:: Material supplied ::

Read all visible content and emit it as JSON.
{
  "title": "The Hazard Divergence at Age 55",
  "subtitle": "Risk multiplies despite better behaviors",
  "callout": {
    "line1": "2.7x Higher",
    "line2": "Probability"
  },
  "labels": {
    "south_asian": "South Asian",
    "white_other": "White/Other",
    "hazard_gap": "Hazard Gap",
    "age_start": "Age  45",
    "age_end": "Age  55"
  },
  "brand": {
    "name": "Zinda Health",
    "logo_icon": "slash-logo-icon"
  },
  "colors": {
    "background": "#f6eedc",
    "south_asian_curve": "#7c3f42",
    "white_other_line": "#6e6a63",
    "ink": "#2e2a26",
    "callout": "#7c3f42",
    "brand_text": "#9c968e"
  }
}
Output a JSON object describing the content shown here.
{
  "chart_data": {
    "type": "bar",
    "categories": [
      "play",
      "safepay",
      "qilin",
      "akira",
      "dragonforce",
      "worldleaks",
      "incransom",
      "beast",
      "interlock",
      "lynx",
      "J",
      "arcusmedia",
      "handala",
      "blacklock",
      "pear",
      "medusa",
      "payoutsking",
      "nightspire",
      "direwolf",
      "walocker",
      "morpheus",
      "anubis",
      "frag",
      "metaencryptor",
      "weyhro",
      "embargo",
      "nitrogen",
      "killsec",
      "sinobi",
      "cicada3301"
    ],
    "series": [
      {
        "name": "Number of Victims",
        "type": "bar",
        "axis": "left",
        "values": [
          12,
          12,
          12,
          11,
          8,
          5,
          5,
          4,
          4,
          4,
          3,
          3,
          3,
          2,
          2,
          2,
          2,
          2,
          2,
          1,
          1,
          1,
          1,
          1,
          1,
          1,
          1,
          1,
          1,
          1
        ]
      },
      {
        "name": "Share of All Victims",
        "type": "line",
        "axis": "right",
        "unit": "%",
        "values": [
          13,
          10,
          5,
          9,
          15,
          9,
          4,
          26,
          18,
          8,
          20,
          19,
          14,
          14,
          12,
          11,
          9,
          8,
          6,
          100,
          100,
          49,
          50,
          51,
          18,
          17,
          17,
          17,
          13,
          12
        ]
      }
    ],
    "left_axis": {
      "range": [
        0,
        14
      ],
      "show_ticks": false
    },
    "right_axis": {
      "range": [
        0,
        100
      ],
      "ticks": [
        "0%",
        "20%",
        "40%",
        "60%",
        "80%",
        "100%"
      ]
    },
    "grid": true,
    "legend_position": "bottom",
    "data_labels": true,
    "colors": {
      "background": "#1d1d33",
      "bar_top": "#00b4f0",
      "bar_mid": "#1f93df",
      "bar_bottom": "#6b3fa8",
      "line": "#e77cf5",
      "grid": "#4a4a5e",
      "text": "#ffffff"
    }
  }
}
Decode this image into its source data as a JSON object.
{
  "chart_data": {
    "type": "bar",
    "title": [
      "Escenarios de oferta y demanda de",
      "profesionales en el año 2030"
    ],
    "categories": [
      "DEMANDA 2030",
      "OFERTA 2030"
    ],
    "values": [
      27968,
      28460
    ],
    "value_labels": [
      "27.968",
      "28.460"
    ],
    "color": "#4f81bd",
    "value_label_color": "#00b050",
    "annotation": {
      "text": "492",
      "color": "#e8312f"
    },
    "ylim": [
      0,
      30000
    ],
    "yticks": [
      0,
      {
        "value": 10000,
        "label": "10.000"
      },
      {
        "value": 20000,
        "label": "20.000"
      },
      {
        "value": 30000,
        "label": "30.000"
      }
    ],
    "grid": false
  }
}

:::

Exercise instructions: Nothing may be left out: return each entry exactly as it reads.

Exercise response:
Read all visible content and emit it as JSON.
{
  "title": "The Hazard Divergence at Age 55",
  "subtitle": "Risk multiplies despite better behaviors",
  "callout": {
    "line1": "2.7x Higher",
    "line2": "Probability"
  },
  "labels": {
    "south_asian": "South Asian",
    "white_other": "White/Other",
    "hazard_gap": "Hazard Gap",
    "age_start": "Age  45",
    "age_end": "Age  55"
  },
  "brand": {
    "name": "Zinda Health",
    "logo_icon": "slash-logo-icon"
  },
  "colors": {
    "background": "#f6eedc",
    "south_asian_curve": "#7c3f42",
    "white_other_line": "#6e6a63",
    "ink": "#2e2a26",
    "callout": "#7c3f42",
    "brand_text": "#9c968e"
  }
}
Output a JSON object describing the content shown here.
{
  "chart_data": {
    "type": "bar",
    "categories": [
      "play",
      "safepay",
      "qilin",
      "akira",
      "dragonforce",
      "worldleaks",
      "incransom",
      "beast",
      "interlock",
      "lynx",
      "J",
      "arcusmedia",
      "handala",
      "blacklock",
      "pear",
      "medusa",
      "payoutsking",
      "nightspire",
      "direwolf",
      "walocker",
      "morpheus",
      "anubis",
      "frag",
      "metaencryptor",
      "weyhro",
      "embargo",
      "nitrogen",
      "killsec",
      "sinobi",
      "cicada3301"
    ],
    "series": [
      {
        "name": "Number of Victims",
        "type": "bar",
        "axis": "left",
        "values": [
          12,
          12,
          12,
          11,
          8,
          5,
          5,
          4,
          4,
          4,
          3,
          3,
          3,
          2,
          2,
          2,
          2,
          2,
          2,
          1,
          1,
          1,
          1,
          1,
          1,
          1,
          1,
          1,
          1,
          1
        ]
      },
      {
        "name": "Share of All Victims",
        "type": "line",
        "axis": "right",
        "unit": "%",
        "values": [
          13,
          10,
          5,
          9,
          15,
          9,
          4,
          26,
          18,
          8,
          20,
          19,
          14,
          14,
          12,
          11,
          9,
          8,
          6,
          100,
          100,
          49,
          50,
          51,
          18,
          17,
          17,
          17,
          13,
          12
        ]
      }
    ],
    "left_axis": {
      "range": [
        0,
        14
      ],
      "show_ticks": false
    },
    "right_axis": {
      "range": [
        0,
        100
      ],
      "ticks": [
        "0%",
        "20%",
        "40%",
        "60%",
        "80%",
        "100%"
      ]
    },
    "grid": true,
    "legend_position": "bottom",
    "data_labels": true,
    "colors": {
      "background": "#1d1d33",
      "bar_top": "#00b4f0",
      "bar_mid": "#1f93df",
      "bar_bottom": "#6b3fa8",
      "line": "#e77cf5",
      "grid": "#4a4a5e",
      "text": "#ffffff"
    }
  }
}
Decode this image into its source data as a JSON object.
{
  "chart_data": {
    "type": "bar",
    "title": [
      "Escenarios de oferta y demanda de",
      "profesionales en el año 2030"
    ],
    "categories": [
      "DEMANDA 2030",
      "OFERTA 2030"
    ],
    "values": [
      27968,
      28460
    ],
    "value_labels": [
      "27.968",
      "28.460"
    ],
    "color": "#4f81bd",
    "value_label_color": "#00b050",
    "annotation": {
      "text": "492",
      "color": "#e8312f"
    },
    "ylim": [
      0,
      30000
    ],
    "yticks": [
      0,
      {
        "value": 10000,
        "label": "10.000"
      },
      {
        "value": 20000,
        "label": "20.000"
      },
      {
        "value": 30000,
        "label": "30.000"
      }
    ],
    "grid": false
  }
}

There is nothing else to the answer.